- _BRIEF A_:
According to the parking post, how far away was the woman's car?
- _BRIEF B_:
Reproduce everything in the parking post from "AIBU to have" down to "securing the trike.", substituting "scooter" for "trike".

- _PASSAGE SHOWN_:
====================

Share your dilemmas and get honest opinions from other Mumsnetters.

AIBU to have not given up my parking spot?

243 replies

KHR1606 · 05/12/2022 15:12

Sorry for the long post.....

I parked my car in the IKEA car park this morning. The bays next to me were for electric vehicles. I got out my car & went in the back to get my 18 month old DS out his car seat & to put his coat on. We then went to the boot to get his trike out. DS is stood next to me as I'm unfolding & securing the trike.

A woman then approaches me politely asking for my spot so she can charge her car. I look at the ground to see if I've parked in the electric bay. I see that I haven't & say "I can park here" she says, "I can too!" I politely say no because that'd mean me undoing the trike & putting it away then taking my son's coat off & putting him back in his seat then driving around for another spot. Just the thought of it wore me out! She offered to help but again I politely said I'm not willing to do it because it's just too much hassle.

The woman persisted & persisted & persisted, I'm not exaggerating. She kept saying I have an appointment & I need to charge my car. Again I said no. I said if I was without DS I would have given you my spot. She wouldn't stop asking so I got really fed up & shouted loudly, "Oh for f**k sake!" It's only then that she walked away to her car which was 2 bays away....... charging!!!!!

====================

- _COLLECTED MATERIAL_:
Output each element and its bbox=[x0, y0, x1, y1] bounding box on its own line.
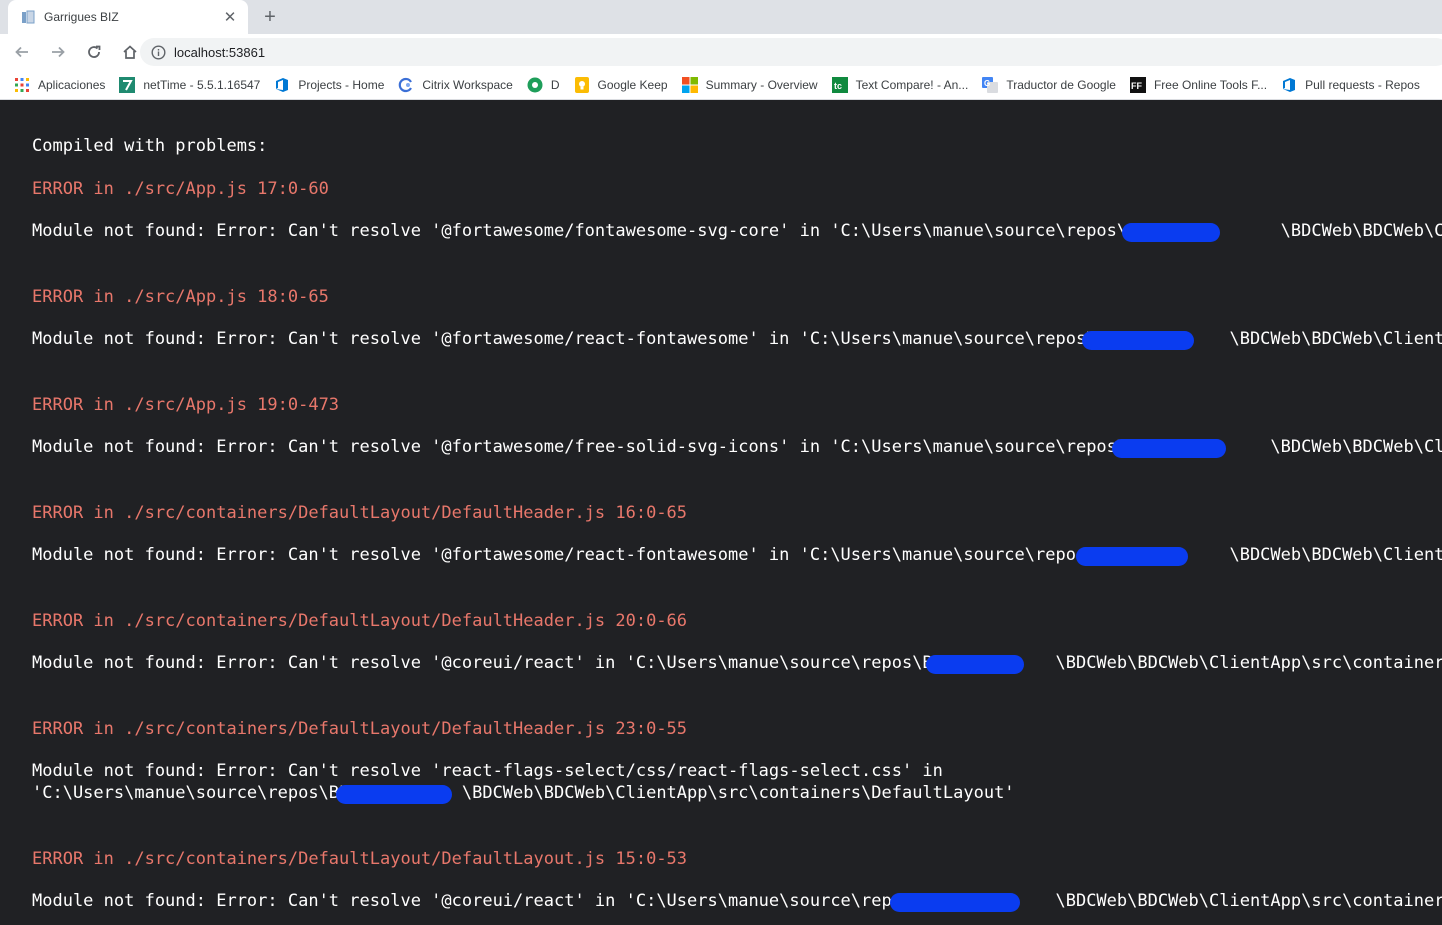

====================

- _CORRECT RESULT A_:
Two bays away.

- _CORRECT RESULT B_:
AIBU to have not given up my parking spot?

243 replies

KHR1606 · 05/12/2022 15:12

Sorry for the long post.....

I parked my car in the IKEA car park this morning. The bays next to me were for electric vehicles. I got out my car & went in the back to get my 18 month old DS out his car seat & to put his coat on. We then went to the boot to get his scooter out. DS is stood next to me as I'm unfolding & securing the scooter.